_What is expected_:
Every line below should be repeated exactly.

** BEGIN **

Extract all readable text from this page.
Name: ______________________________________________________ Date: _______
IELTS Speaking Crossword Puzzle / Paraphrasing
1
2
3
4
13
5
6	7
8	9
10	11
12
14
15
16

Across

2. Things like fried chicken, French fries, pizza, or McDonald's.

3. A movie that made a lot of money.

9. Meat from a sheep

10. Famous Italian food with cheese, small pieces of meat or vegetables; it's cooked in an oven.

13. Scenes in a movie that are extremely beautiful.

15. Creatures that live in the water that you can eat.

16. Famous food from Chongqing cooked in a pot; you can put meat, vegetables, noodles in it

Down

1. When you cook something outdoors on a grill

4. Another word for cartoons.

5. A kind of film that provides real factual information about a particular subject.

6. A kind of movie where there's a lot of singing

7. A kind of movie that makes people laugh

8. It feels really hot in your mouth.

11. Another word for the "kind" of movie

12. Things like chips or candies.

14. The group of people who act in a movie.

** END **

_Final answer_:
Extract all readable text from this page.
Name: ______________________________________________________ Date: _______
IELTS Speaking Crossword Puzzle / Paraphrasing
1
2
3
4
13
5
6	7
8	9
10	11
12
14
15
16

Across

2. Things like fried chicken, French fries, pizza, or McDonald's.

3. A movie that made a lot of money.

9. Meat from a sheep

10. Famous Italian food with cheese, small pieces of meat or vegetables; it's cooked in an oven.

13. Scenes in a movie that are extremely beautiful.

15. Creatures that live in the water that you can eat.

16. Famous food from Chongqing cooked in a pot; you can put meat, vegetables, noodles in it

Down

1. When you cook something outdoors on a grill

4. Another word for cartoons.

5. A kind of film that provides real factual information about a particular subject.

6. A kind of movie where there's a lot of singing

7. A kind of movie that makes people laugh

8. It feels really hot in your mouth.

11. Another word for the "kind" of movie

12. Things like chips or candies.

14. The group of people who act in a movie.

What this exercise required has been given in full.